→ **DATASET EXCERPTS**:
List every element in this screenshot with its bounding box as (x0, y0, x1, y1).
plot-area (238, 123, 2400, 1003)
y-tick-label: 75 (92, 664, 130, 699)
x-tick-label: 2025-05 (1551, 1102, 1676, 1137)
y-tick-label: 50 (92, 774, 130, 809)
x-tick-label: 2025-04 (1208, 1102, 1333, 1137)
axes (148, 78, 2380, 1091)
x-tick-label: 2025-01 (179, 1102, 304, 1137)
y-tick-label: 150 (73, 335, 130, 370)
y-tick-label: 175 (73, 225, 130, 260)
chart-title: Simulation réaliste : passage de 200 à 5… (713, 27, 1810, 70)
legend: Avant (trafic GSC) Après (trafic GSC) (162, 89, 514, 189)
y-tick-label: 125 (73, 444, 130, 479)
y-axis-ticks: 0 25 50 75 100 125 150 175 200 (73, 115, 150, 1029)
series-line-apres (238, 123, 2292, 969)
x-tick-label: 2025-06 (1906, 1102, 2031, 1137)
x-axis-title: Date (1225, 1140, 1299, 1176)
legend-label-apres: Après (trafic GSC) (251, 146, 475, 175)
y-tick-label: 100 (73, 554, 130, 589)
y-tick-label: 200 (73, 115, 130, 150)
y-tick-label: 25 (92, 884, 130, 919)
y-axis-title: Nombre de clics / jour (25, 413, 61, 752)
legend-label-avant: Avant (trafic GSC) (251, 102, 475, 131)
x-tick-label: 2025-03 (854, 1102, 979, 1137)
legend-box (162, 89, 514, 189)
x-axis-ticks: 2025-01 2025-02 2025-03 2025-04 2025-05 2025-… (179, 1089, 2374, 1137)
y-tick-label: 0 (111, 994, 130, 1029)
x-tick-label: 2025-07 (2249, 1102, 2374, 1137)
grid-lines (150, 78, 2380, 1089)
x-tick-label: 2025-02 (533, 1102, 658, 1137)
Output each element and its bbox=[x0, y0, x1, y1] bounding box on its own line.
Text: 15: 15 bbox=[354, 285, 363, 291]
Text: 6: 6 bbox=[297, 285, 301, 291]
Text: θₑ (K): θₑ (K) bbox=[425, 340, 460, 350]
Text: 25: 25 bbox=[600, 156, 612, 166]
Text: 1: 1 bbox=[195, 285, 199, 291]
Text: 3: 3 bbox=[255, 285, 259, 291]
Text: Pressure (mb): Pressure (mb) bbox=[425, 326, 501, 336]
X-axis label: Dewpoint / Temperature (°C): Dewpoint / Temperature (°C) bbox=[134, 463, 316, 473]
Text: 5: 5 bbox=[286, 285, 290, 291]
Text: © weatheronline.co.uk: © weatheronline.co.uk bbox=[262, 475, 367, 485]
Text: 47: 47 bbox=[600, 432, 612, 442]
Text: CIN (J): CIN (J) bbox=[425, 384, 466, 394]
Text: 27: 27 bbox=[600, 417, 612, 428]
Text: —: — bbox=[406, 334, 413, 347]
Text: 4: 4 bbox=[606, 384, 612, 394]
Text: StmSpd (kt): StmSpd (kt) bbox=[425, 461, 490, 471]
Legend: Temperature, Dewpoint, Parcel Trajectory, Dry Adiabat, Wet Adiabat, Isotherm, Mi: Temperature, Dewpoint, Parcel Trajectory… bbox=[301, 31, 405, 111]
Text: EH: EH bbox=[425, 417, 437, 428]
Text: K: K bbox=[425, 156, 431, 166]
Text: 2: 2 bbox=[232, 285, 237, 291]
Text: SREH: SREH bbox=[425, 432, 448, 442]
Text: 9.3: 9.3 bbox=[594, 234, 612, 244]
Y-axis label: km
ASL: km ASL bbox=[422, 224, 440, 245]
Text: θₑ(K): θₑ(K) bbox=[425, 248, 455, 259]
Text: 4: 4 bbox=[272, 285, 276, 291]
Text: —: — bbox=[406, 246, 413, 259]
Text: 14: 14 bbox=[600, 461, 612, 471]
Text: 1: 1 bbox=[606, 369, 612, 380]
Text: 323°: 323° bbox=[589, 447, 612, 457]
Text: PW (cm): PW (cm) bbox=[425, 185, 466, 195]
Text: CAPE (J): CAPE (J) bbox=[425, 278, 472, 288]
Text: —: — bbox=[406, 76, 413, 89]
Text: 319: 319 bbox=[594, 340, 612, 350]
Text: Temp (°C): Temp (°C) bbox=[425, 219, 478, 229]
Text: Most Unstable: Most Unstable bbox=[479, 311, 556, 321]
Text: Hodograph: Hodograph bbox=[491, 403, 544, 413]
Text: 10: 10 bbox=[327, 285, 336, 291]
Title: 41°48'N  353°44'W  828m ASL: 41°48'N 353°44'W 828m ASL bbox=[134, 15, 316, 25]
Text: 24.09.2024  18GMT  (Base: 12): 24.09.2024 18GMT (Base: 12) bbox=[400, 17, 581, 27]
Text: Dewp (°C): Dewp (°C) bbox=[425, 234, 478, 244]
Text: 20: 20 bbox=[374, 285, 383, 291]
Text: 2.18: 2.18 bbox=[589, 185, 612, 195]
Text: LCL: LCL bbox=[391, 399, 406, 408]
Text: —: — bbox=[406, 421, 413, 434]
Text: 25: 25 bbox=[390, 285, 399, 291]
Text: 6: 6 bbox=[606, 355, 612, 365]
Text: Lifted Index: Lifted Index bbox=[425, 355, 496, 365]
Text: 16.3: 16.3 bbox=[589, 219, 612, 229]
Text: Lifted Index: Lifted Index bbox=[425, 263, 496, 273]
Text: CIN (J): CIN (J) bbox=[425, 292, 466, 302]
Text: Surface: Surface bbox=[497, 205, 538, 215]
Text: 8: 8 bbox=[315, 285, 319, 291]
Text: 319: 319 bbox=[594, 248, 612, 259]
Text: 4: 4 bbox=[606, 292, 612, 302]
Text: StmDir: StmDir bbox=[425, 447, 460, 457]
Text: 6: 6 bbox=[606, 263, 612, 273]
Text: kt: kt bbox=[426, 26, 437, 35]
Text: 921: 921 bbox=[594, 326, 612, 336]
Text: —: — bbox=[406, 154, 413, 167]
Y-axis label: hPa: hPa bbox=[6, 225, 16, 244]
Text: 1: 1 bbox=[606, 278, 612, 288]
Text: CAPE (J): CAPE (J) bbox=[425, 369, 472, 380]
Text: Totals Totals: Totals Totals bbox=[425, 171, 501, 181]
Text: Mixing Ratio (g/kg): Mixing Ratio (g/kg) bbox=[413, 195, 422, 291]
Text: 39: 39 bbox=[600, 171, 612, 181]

→ **WRITTEN INSTRUCTION**: Convert every line of the listing above into a Markdown table with two columns, Row and Entry. Number the lines in order under Row, put each line's text under Entry, and omit any blank lines.

→ **RIGHT ANSWER**:
| Row | Entry |
|---|---|
| 1 | List every element in this screenshot with its bounding box as (x0, y0, x1, y1). |
| 2 | plot-area (238, 123, 2400, 1003) |
| 3 | y-tick-label: 75 (92, 664, 130, 699) |
| 4 | x-tick-label: 2025-05 (1551, 1102, 1676, 1137) |
| 5 | y-tick-label: 50 (92, 774, 130, 809) |
| 6 | x-tick-label: 2025-04 (1208, 1102, 1333, 1137) |
| 7 | axes (148, 78, 2380, 1091) |
| 8 | x-tick-label: 2025-01 (179, 1102, 304, 1137) |
| 9 | y-tick-label: 150 (73, 335, 130, 370) |
| 10 | y-tick-label: 175 (73, 225, 130, 260) |
| 11 | chart-title: Simulation réaliste : passage de 200 à 5… (713, 27, 1810, 70) |
| 12 | legend: Avant (trafic GSC) Après (trafic GSC) (162, 89, 514, 189) |
| 13 | y-tick-label: 125 (73, 444, 130, 479) |
| 14 | y-axis-ticks: 0 25 50 75 100 125 150 175 200 (73, 115, 150, 1029) |
| 15 | series-line-apres (238, 123, 2292, 969) |
| 16 | x-tick-label: 2025-06 (1906, 1102, 2031, 1137) |
| 17 | x-axis-title: Date (1225, 1140, 1299, 1176) |
| 18 | legend-label-apres: Après (trafic GSC) (251, 146, 475, 175) |
| 19 | y-tick-label: 100 (73, 554, 130, 589) |
| 20 | y-tick-label: 200 (73, 115, 130, 150) |
| 21 | y-tick-label: 25 (92, 884, 130, 919) |
| 22 | y-axis-title: Nombre de clics / jour (25, 413, 61, 752) |
| 23 | legend-label-avant: Avant (trafic GSC) (251, 102, 475, 131) |
| 24 | x-tick-label: 2025-03 (854, 1102, 979, 1137) |
| 25 | legend-box (162, 89, 514, 189) |
| 26 | x-axis-ticks: 2025-01 2025-02 2025-03 2025-04 2025-05 2025-… (179, 1089, 2374, 1137) |
| 27 | y-tick-label: 0 (111, 994, 130, 1029) |
| 28 | x-tick-label: 2025-07 (2249, 1102, 2374, 1137) |
| 29 | grid-lines (150, 78, 2380, 1089) |
| 30 | x-tick-label: 2025-02 (533, 1102, 658, 1137) |
| 31 | Output each element and its bbox=[x0, y0, x1, y1] bounding box on its own line. |
| 32 | Text: 15: 15 bbox=[354, 285, 363, 291] |
| 33 | Text: 6: 6 bbox=[297, 285, 301, 291] |
| 34 | Text: θₑ (K): θₑ (K) bbox=[425, 340, 460, 350] |
| 35 | Text: 25: 25 bbox=[600, 156, 612, 166] |
| 36 | Text: 1: 1 bbox=[195, 285, 199, 291] |
| 37 | Text: 3: 3 bbox=[255, 285, 259, 291] |
| 38 | Text: Pressure (mb): Pressure (mb) bbox=[425, 326, 501, 336] |
| 39 | X-axis label: Dewpoint / Temperature (°C): Dewpoint / Temperature (°C) bbox=[134, 463, 316, 473] |
| 40 | Text: 5: 5 bbox=[286, 285, 290, 291] |
| 41 | Text: © weatheronline.co.uk: © weatheronline.co.uk bbox=[262, 475, 367, 485] |
| 42 | Text: 47: 47 bbox=[600, 432, 612, 442] |
| 43 | Text: CIN (J): CIN (J) bbox=[425, 384, 466, 394] |
| 44 | Text: 27: 27 bbox=[600, 417, 612, 428] |
| 45 | Text: —: — bbox=[406, 334, 413, 347] |
| 46 | Text: 4: 4 bbox=[606, 384, 612, 394] |
| 47 | Text: StmSpd (kt): StmSpd (kt) bbox=[425, 461, 490, 471] |
| 48 | Legend: Temperature, Dewpoint, Parcel Trajectory, Dry Adiabat, Wet Adiabat, Isotherm, Mi: Temperature, Dewpoint, Parcel Trajectory… bbox=[301, 31, 405, 111] |
| 49 | Text: EH: EH bbox=[425, 417, 437, 428] |
| 50 | Text: K: K bbox=[425, 156, 431, 166] |
| 51 | Text: 2: 2 bbox=[232, 285, 237, 291] |
| 52 | Text: SREH: SREH bbox=[425, 432, 448, 442] |
| 53 | Text: 9.3: 9.3 bbox=[594, 234, 612, 244] |
| 54 | Y-axis label: km |
| 55 | ASL: km ASL bbox=[422, 224, 440, 245] |
| 56 | Text: θₑ(K): θₑ(K) bbox=[425, 248, 455, 259] |
| 57 | Text: 4: 4 bbox=[272, 285, 276, 291] |
| 58 | Text: —: — bbox=[406, 246, 413, 259] |
| 59 | Text: 14: 14 bbox=[600, 461, 612, 471] |
| 60 | Text: 1: 1 bbox=[606, 369, 612, 380] |
| 61 | Text: 323°: 323° bbox=[589, 447, 612, 457] |
| 62 | Text: PW (cm): PW (cm) bbox=[425, 185, 466, 195] |
| 63 | Text: CAPE (J): CAPE (J) bbox=[425, 278, 472, 288] |
| 64 | Text: —: — bbox=[406, 76, 413, 89] |
| 65 | Text: 319: 319 bbox=[594, 340, 612, 350] |
| 66 | Text: Temp (°C): Temp (°C) bbox=[425, 219, 478, 229] |
| 67 | Text: Most Unstable: Most Unstable bbox=[479, 311, 556, 321] |
| 68 | Text: Hodograph: Hodograph bbox=[491, 403, 544, 413] |
| 69 | Text: 10: 10 bbox=[327, 285, 336, 291] |
| 70 | Title: 41°48'N  353°44'W  828m ASL: 41°48'N 353°44'W 828m ASL bbox=[134, 15, 316, 25] |
| 71 | Text: 24.09.2024  18GMT  (Base: 12): 24.09.2024 18GMT (Base: 12) bbox=[400, 17, 581, 27] |
| 72 | Text: Dewp (°C): Dewp (°C) bbox=[425, 234, 478, 244] |
| 73 | Text: 20: 20 bbox=[374, 285, 383, 291] |
| 74 | Text: 2.18: 2.18 bbox=[589, 185, 612, 195] |
| 75 | Text: LCL: LCL bbox=[391, 399, 406, 408] |
| 76 | Text: —: — bbox=[406, 421, 413, 434] |
| 77 | Text: 25: 25 bbox=[390, 285, 399, 291] |
| 78 | Text: 6: 6 bbox=[606, 355, 612, 365] |
| 79 | Text: Lifted Index: Lifted Index bbox=[425, 355, 496, 365] |
| 80 | Text: 16.3: 16.3 bbox=[589, 219, 612, 229] |
| 81 | Text: Lifted Index: Lifted Index bbox=[425, 263, 496, 273] |
| 82 | Text: CIN (J): CIN (J) bbox=[425, 292, 466, 302] |
| 83 | Text: Surface: Surface bbox=[497, 205, 538, 215] |
| 84 | Text: 8: 8 bbox=[315, 285, 319, 291] |
| 85 | Text: 319: 319 bbox=[594, 248, 612, 259] |
| 86 | Text: 4: 4 bbox=[606, 292, 612, 302] |
| 87 | Text: StmDir: StmDir bbox=[425, 447, 460, 457] |
| 88 | Text: 6: 6 bbox=[606, 263, 612, 273] |
| 89 | Text: kt: kt bbox=[426, 26, 437, 35] |
| 90 | Text: 921: 921 bbox=[594, 326, 612, 336] |
| 91 | Text: —: — bbox=[406, 154, 413, 167] |
| 92 | Y-axis label: hPa: hPa bbox=[6, 225, 16, 244] |
| 93 | Text: 1: 1 bbox=[606, 278, 612, 288] |
| 94 | Text: CAPE (J): CAPE (J) bbox=[425, 369, 472, 380] |
| 95 | Text: Totals Totals: Totals Totals bbox=[425, 171, 501, 181] |
| 96 | Text: Mixing Ratio (g/kg): Mixing Ratio (g/kg) bbox=[413, 195, 422, 291] |
| 97 | Text: 39: 39 bbox=[600, 171, 612, 181] |